(Dataset items)

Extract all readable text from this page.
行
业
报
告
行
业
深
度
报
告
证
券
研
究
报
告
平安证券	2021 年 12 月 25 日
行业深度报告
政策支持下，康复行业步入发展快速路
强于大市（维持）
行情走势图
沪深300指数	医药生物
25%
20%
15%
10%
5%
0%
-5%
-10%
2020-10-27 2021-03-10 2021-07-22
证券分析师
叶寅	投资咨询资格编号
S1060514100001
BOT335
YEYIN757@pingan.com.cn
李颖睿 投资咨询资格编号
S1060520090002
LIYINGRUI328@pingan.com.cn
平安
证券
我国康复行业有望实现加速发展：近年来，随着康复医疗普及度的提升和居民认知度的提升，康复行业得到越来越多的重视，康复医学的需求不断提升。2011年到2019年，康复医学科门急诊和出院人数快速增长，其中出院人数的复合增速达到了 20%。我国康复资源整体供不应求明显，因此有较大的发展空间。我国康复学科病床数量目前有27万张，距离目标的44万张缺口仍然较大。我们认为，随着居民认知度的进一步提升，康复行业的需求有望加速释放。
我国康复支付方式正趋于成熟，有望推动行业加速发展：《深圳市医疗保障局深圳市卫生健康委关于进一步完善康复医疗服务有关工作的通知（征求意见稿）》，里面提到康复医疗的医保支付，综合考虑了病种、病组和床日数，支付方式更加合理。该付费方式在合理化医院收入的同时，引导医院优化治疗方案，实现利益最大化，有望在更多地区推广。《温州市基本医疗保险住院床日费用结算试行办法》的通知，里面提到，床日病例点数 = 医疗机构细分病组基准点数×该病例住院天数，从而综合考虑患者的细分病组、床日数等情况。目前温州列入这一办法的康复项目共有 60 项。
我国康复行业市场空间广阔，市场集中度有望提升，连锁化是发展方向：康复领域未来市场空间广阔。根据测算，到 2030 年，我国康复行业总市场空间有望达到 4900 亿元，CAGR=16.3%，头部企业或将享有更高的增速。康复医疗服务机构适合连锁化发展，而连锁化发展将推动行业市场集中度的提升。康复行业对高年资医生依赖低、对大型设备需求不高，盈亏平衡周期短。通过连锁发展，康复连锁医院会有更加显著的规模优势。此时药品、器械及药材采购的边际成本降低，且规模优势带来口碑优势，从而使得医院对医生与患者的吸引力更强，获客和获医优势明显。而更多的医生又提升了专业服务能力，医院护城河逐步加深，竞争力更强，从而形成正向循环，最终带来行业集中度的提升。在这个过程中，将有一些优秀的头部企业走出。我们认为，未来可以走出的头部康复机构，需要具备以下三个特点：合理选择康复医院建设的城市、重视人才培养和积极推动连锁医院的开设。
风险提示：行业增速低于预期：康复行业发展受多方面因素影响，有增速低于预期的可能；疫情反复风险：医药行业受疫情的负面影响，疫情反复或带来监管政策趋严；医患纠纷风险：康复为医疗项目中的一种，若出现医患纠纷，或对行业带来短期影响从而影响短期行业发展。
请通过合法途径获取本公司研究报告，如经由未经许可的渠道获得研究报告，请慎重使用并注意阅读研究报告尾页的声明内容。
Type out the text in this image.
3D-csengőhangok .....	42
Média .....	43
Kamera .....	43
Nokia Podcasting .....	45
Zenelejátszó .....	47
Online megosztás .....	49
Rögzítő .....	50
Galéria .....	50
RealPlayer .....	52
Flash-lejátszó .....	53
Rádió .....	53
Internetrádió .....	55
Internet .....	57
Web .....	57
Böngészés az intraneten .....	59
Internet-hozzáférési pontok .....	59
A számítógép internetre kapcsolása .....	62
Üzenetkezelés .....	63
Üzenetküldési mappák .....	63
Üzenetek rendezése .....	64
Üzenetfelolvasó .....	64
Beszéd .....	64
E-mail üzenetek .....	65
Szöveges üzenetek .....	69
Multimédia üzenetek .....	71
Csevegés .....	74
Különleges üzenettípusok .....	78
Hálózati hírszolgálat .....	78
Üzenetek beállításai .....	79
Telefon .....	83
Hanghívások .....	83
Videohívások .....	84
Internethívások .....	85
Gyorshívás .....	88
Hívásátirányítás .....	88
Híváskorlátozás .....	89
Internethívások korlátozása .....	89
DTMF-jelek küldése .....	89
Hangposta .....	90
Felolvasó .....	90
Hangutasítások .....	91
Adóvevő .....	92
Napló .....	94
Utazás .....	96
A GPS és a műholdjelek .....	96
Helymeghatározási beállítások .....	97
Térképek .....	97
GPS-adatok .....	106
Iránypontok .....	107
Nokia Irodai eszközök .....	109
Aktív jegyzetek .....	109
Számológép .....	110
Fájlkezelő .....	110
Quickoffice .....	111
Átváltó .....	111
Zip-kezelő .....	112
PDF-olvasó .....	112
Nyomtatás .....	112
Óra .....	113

> [What is needed]: Your task is to gather every line with the word "Nokia" and copy it.

> [Reply]:
Nokia Podcasting .....	45
Nokia Irodai eszközök .....	109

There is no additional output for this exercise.